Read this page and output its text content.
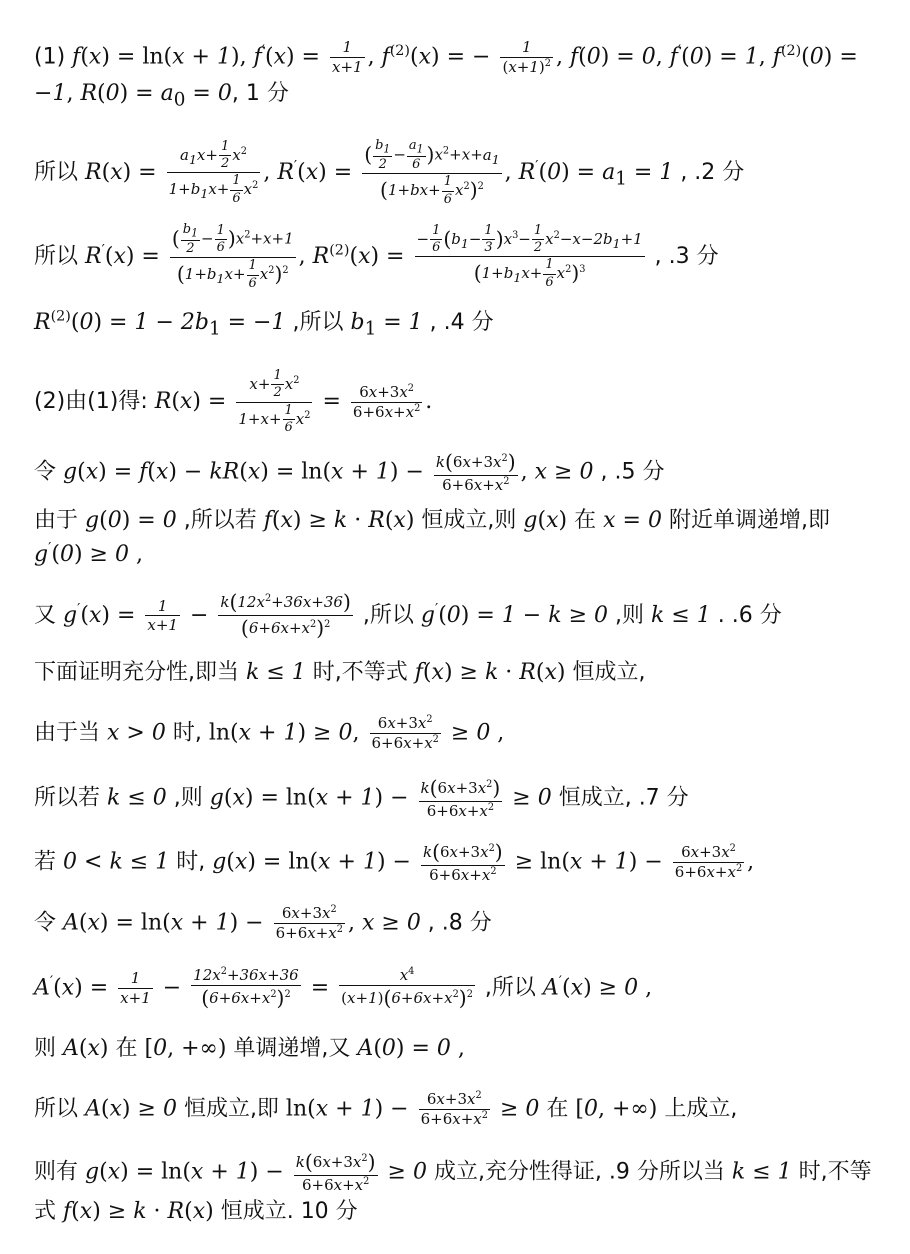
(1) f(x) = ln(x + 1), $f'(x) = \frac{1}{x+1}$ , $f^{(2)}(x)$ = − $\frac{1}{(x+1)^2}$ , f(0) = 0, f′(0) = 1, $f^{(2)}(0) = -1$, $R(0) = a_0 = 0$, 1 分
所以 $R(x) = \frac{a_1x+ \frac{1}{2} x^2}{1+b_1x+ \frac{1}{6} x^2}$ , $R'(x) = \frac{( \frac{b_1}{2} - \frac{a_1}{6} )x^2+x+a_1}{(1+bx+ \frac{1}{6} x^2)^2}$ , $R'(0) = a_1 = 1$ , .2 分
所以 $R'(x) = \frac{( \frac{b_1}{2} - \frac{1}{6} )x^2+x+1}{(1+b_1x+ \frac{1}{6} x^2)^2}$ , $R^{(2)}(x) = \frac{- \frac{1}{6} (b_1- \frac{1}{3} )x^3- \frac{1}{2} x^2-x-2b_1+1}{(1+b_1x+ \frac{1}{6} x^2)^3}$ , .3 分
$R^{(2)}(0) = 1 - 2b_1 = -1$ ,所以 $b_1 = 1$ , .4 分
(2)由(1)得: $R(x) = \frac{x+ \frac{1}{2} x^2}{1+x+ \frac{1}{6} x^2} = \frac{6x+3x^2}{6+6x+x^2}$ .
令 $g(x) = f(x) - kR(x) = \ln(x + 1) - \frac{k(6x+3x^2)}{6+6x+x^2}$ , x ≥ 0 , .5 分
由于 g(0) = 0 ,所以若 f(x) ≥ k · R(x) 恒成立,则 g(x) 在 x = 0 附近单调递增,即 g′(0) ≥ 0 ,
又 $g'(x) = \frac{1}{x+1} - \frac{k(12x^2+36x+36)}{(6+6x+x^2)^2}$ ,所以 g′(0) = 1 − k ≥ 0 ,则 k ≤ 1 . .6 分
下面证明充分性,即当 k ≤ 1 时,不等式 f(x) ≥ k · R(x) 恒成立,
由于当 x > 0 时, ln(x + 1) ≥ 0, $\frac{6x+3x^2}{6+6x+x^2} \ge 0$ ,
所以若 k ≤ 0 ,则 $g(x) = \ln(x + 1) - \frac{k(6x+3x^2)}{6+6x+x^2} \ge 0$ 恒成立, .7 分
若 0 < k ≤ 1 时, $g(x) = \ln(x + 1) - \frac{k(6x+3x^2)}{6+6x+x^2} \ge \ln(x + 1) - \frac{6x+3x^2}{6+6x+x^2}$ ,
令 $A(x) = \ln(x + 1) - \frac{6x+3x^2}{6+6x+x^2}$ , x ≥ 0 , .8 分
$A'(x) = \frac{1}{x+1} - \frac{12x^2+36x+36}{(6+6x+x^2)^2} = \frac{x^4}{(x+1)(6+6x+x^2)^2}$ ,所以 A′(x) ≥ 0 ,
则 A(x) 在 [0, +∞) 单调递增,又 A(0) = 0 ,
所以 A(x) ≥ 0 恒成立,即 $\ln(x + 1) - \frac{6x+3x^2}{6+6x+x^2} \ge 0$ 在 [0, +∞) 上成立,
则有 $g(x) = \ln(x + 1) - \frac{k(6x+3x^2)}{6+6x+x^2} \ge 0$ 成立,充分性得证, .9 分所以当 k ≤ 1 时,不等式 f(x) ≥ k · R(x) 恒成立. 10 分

********

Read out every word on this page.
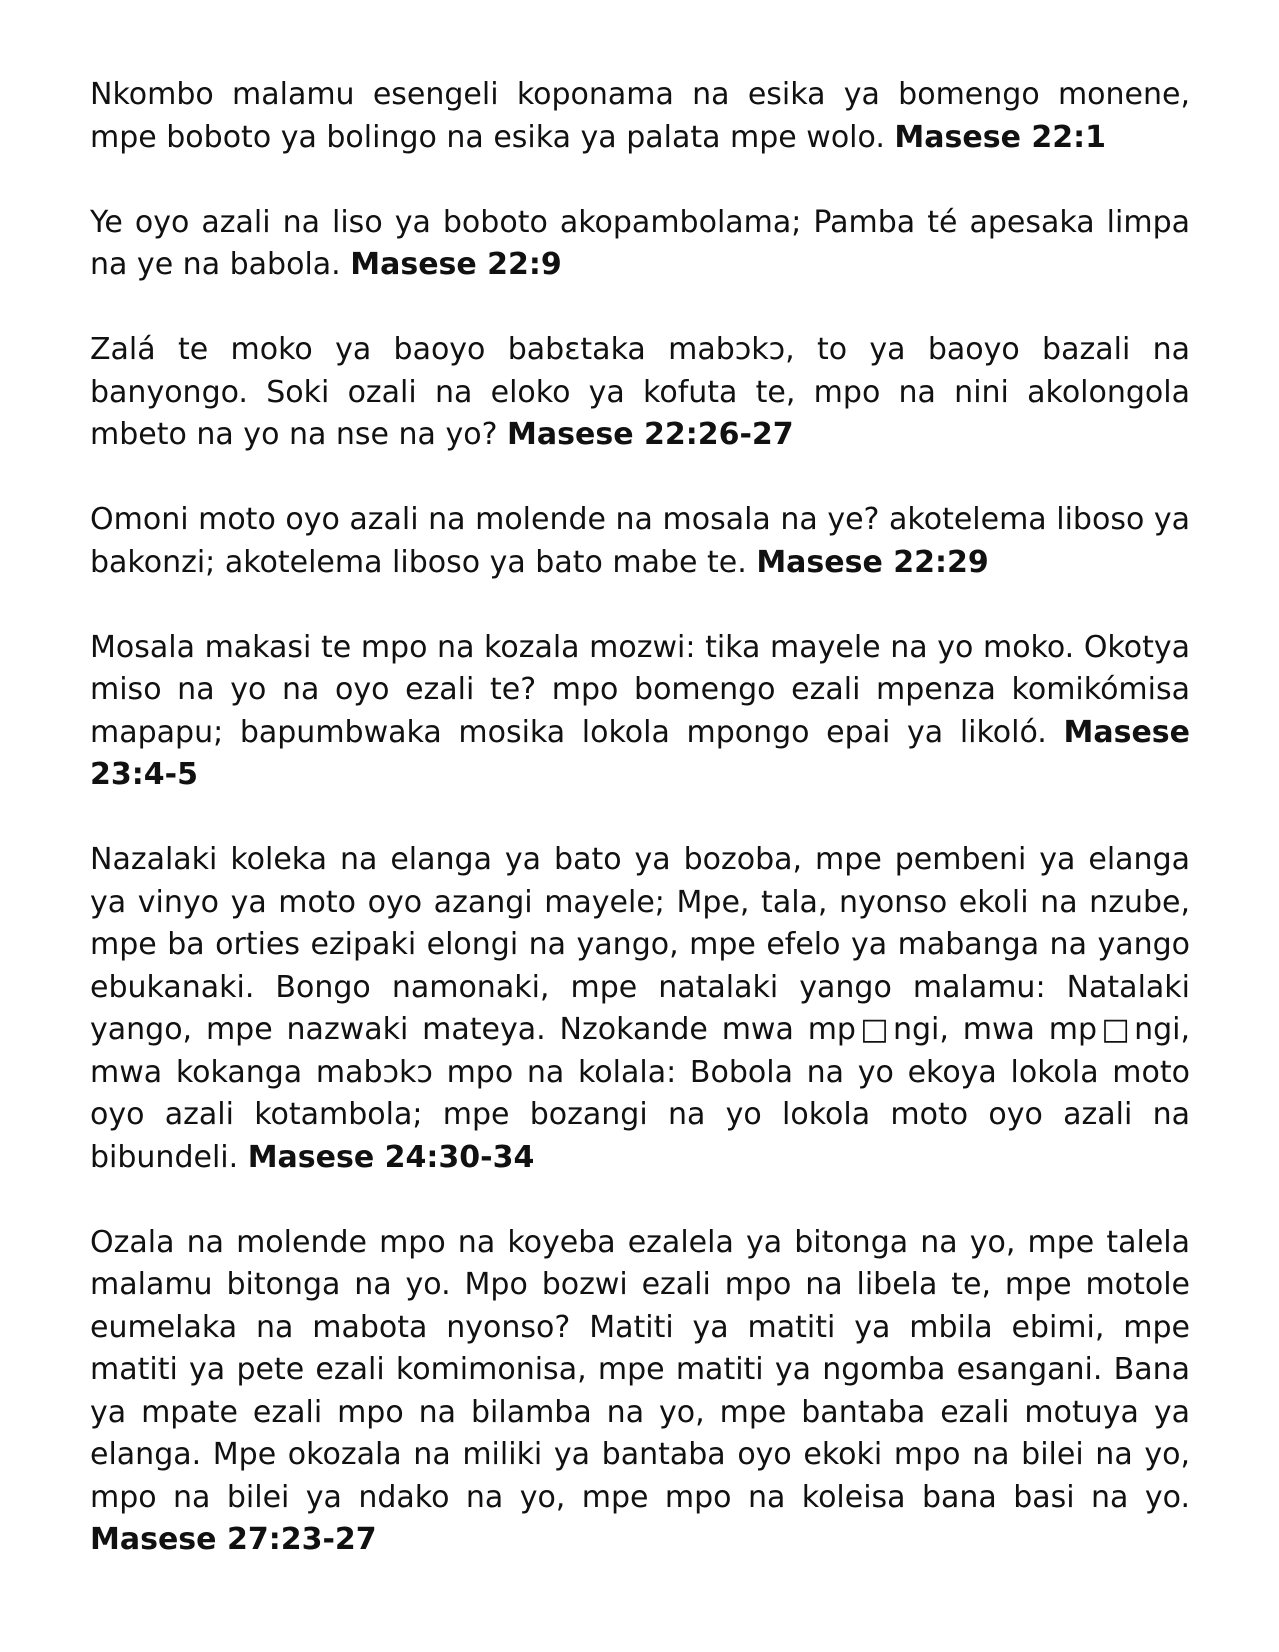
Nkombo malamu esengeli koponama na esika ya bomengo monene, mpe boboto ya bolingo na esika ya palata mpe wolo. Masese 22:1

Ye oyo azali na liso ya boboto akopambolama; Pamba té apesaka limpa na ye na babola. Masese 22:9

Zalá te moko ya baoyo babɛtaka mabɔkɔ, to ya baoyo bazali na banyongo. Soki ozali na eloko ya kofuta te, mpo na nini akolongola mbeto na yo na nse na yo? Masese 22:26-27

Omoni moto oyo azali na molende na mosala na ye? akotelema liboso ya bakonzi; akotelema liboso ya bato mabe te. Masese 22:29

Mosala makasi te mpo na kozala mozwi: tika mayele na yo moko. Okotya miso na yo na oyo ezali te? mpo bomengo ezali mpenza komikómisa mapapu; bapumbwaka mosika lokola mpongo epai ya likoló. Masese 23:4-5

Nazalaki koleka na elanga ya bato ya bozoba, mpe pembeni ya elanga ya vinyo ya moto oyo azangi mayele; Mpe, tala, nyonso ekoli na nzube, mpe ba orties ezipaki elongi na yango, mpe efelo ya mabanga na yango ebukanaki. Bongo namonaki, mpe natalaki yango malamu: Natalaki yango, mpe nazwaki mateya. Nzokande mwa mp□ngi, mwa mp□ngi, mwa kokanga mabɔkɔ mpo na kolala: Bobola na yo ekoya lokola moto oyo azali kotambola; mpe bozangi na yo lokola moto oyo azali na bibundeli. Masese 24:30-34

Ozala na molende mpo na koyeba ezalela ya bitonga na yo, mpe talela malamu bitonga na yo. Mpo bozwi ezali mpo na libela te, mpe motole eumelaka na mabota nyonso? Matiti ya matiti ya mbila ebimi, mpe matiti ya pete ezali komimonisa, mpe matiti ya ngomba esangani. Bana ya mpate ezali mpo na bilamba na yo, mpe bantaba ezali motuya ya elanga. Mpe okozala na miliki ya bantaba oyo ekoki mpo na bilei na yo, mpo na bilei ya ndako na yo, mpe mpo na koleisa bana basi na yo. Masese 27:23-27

********

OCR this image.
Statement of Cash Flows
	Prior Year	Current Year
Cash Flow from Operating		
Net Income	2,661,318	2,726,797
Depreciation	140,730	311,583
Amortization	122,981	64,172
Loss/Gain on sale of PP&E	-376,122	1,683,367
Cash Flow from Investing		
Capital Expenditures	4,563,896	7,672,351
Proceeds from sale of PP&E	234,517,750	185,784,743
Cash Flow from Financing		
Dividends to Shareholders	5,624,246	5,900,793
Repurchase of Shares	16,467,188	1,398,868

********

Copy out each line of the records that holds the string "this".

## REPLY TO THE EXERCISE
Read this page and output its text content.
Read out every word on this page.
OCR this image.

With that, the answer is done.